### THE REQUEST
Compile every line that includes the word "this".
*** MATERIAL ***
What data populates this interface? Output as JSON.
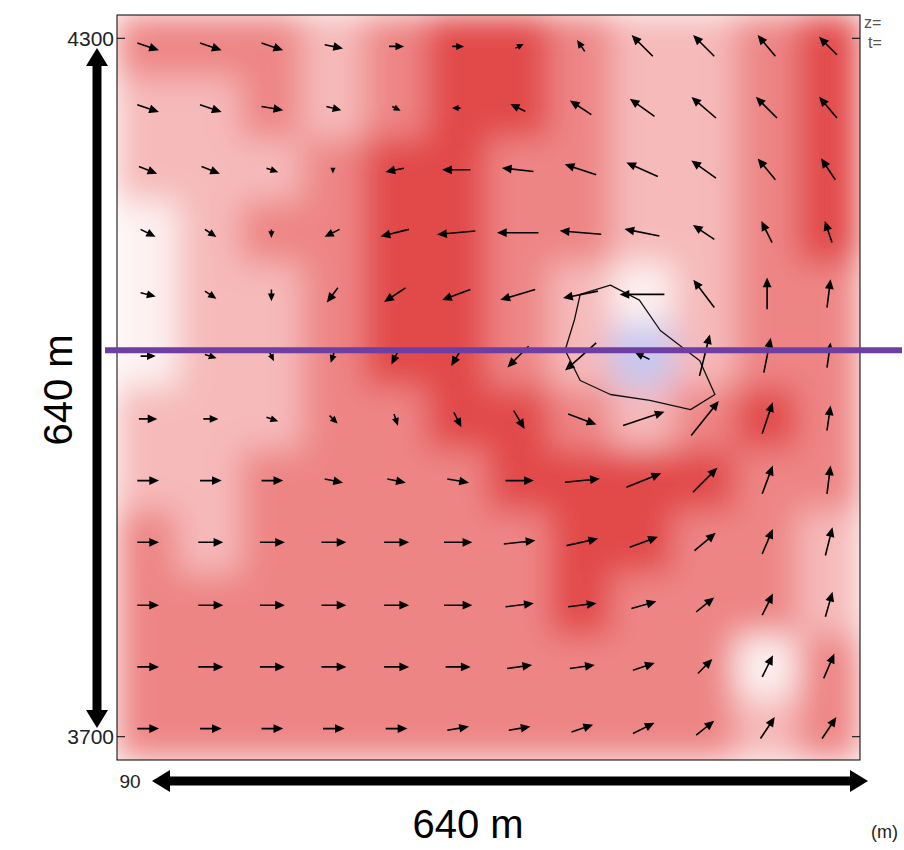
{
  "chart_data": {
    "type": "vector_field",
    "x_label": "(m)",
    "annotations": {
      "z": "z=",
      "t": "t=",
      "span_y": "640 m",
      "span_x": "640 m",
      "x_start": "90"
    },
    "xlim": [
      900,
      1540
    ],
    "ylim": [
      3680,
      4320
    ],
    "yticks": [
      3700,
      4300
    ],
    "x": [
      926,
      980,
      1033,
      1086,
      1140,
      1193,
      1246,
      1300,
      1353,
      1406,
      1460,
      1513
    ],
    "y": [
      4293,
      4240,
      4187,
      4133,
      4080,
      4027,
      3973,
      3920,
      3867,
      3813,
      3760,
      3707
    ],
    "u": [
      [
        6,
        6,
        6,
        5,
        4,
        3,
        2,
        -2,
        -6,
        -6,
        -5,
        -5
      ],
      [
        6,
        6,
        6,
        4,
        2,
        -2,
        -4,
        -6,
        -7,
        -7,
        -6,
        -5
      ],
      [
        5,
        5,
        3,
        0,
        -5,
        -8,
        -9,
        -9,
        -9,
        -7,
        -5,
        -4
      ],
      [
        4,
        3,
        0,
        -4,
        -8,
        -11,
        -12,
        -12,
        -10,
        -6,
        -3,
        -2
      ],
      [
        4,
        3,
        0,
        -3,
        -6,
        -8,
        -10,
        -10,
        -13,
        -6,
        0,
        1
      ],
      [
        4,
        3,
        1,
        -1,
        -2,
        -3,
        -6,
        -9,
        -4,
        3,
        2,
        1
      ],
      [
        5,
        4,
        3,
        2,
        1,
        2,
        3,
        8,
        12,
        8,
        3,
        1
      ],
      [
        6,
        6,
        6,
        5,
        5,
        6,
        8,
        10,
        10,
        7,
        3,
        1
      ],
      [
        6,
        7,
        7,
        7,
        7,
        8,
        9,
        9,
        8,
        6,
        3,
        2
      ],
      [
        6,
        7,
        7,
        7,
        7,
        8,
        8,
        8,
        7,
        5,
        3,
        2
      ],
      [
        6,
        7,
        7,
        7,
        7,
        7,
        7,
        7,
        6,
        4,
        3,
        3
      ],
      [
        6,
        6,
        6,
        6,
        6,
        6,
        6,
        6,
        6,
        5,
        4,
        4
      ]
    ],
    "v": [
      [
        -2,
        -2,
        -2,
        -1,
        0,
        0,
        1,
        3,
        6,
        6,
        6,
        5
      ],
      [
        -2,
        -2,
        -1,
        -1,
        -1,
        0,
        2,
        4,
        5,
        6,
        6,
        6
      ],
      [
        -2,
        -2,
        -1,
        -1,
        -1,
        0,
        1,
        3,
        4,
        5,
        6,
        6
      ],
      [
        -2,
        -2,
        -2,
        -2,
        -2,
        -1,
        0,
        1,
        2,
        4,
        6,
        6
      ],
      [
        -1,
        -2,
        -3,
        -4,
        -4,
        -3,
        -3,
        -2,
        0,
        8,
        9,
        8
      ],
      [
        0,
        -1,
        -2,
        -3,
        -4,
        -5,
        -6,
        -8,
        2,
        12,
        10,
        7
      ],
      [
        0,
        0,
        -1,
        -2,
        -3,
        -4,
        -5,
        -3,
        4,
        10,
        9,
        7
      ],
      [
        0,
        0,
        0,
        -1,
        -1,
        -1,
        0,
        1,
        4,
        7,
        8,
        8
      ],
      [
        0,
        0,
        0,
        0,
        0,
        0,
        1,
        2,
        3,
        5,
        7,
        8
      ],
      [
        0,
        0,
        0,
        0,
        0,
        0,
        1,
        1,
        2,
        4,
        6,
        7
      ],
      [
        0,
        0,
        0,
        0,
        0,
        0,
        1,
        1,
        2,
        4,
        6,
        7
      ],
      [
        0,
        0,
        0,
        0,
        0,
        1,
        1,
        2,
        3,
        4,
        6,
        6
      ]
    ],
    "cells": [
      [
        2,
        2,
        2,
        1,
        2,
        3,
        3,
        2,
        1,
        1,
        2,
        3
      ],
      [
        1,
        1,
        2,
        1,
        2,
        3,
        3,
        2,
        1,
        1,
        2,
        3
      ],
      [
        1,
        1,
        1,
        2,
        3,
        3,
        2,
        2,
        1,
        1,
        2,
        3
      ],
      [
        0,
        1,
        2,
        2,
        3,
        3,
        2,
        2,
        1,
        1,
        2,
        3
      ],
      [
        0,
        1,
        1,
        2,
        3,
        3,
        2,
        1,
        0,
        1,
        2,
        2
      ],
      [
        0,
        1,
        1,
        2,
        3,
        3,
        2,
        1,
        -1,
        1,
        2,
        2
      ],
      [
        1,
        1,
        1,
        2,
        2,
        3,
        3,
        2,
        1,
        2,
        3,
        2
      ],
      [
        1,
        1,
        2,
        2,
        2,
        2,
        3,
        3,
        3,
        3,
        2,
        2
      ],
      [
        2,
        1,
        2,
        2,
        2,
        2,
        2,
        3,
        3,
        2,
        2,
        1
      ],
      [
        2,
        2,
        2,
        2,
        2,
        2,
        2,
        3,
        2,
        2,
        2,
        1
      ],
      [
        2,
        2,
        2,
        2,
        2,
        2,
        2,
        2,
        2,
        2,
        0,
        2
      ],
      [
        2,
        2,
        2,
        2,
        2,
        2,
        2,
        2,
        2,
        2,
        1,
        2
      ]
    ],
    "clim": [
      -1,
      4
    ],
    "contour": {
      "x": [
        1299,
        1325,
        1350,
        1368,
        1402,
        1415,
        1394,
        1359,
        1325,
        1299,
        1286,
        1294
      ],
      "y": [
        4080,
        4088,
        4075,
        4049,
        4023,
        3994,
        3981,
        3989,
        3994,
        4006,
        4032,
        4058
      ]
    },
    "cross_section": {
      "y": 4032,
      "color": "#6e3ea3"
    }
  }
}
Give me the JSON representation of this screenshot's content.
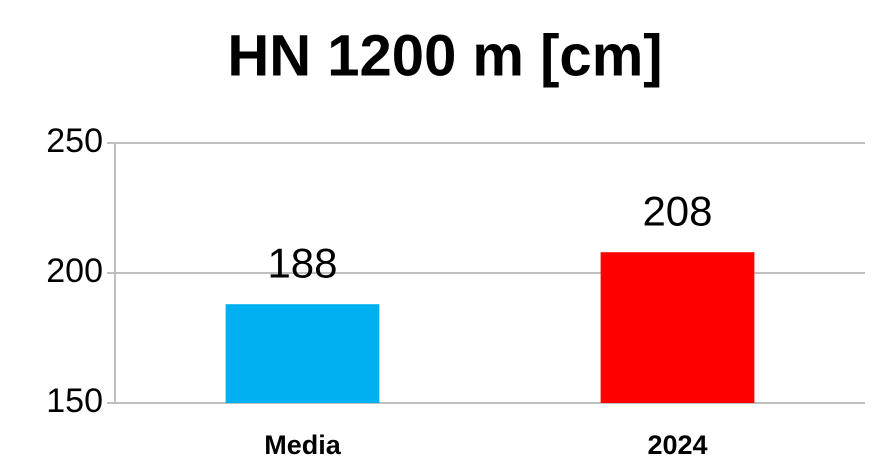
{
  "chart_data": {
    "type": "bar",
    "title": "HN 1200 m [cm]",
    "categories": [
      "Media",
      "2024"
    ],
    "values": [
      188,
      208
    ],
    "colors": [
      "#00b0f0",
      "#ff0000"
    ],
    "ylim": [
      150,
      250
    ],
    "yticks": [
      150,
      200,
      250
    ],
    "grid": true
  }
}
***
### SOLVED PROBLEM
What data populates this interface? Output as JSON.
Give me the JSON representation of this screenshot's content.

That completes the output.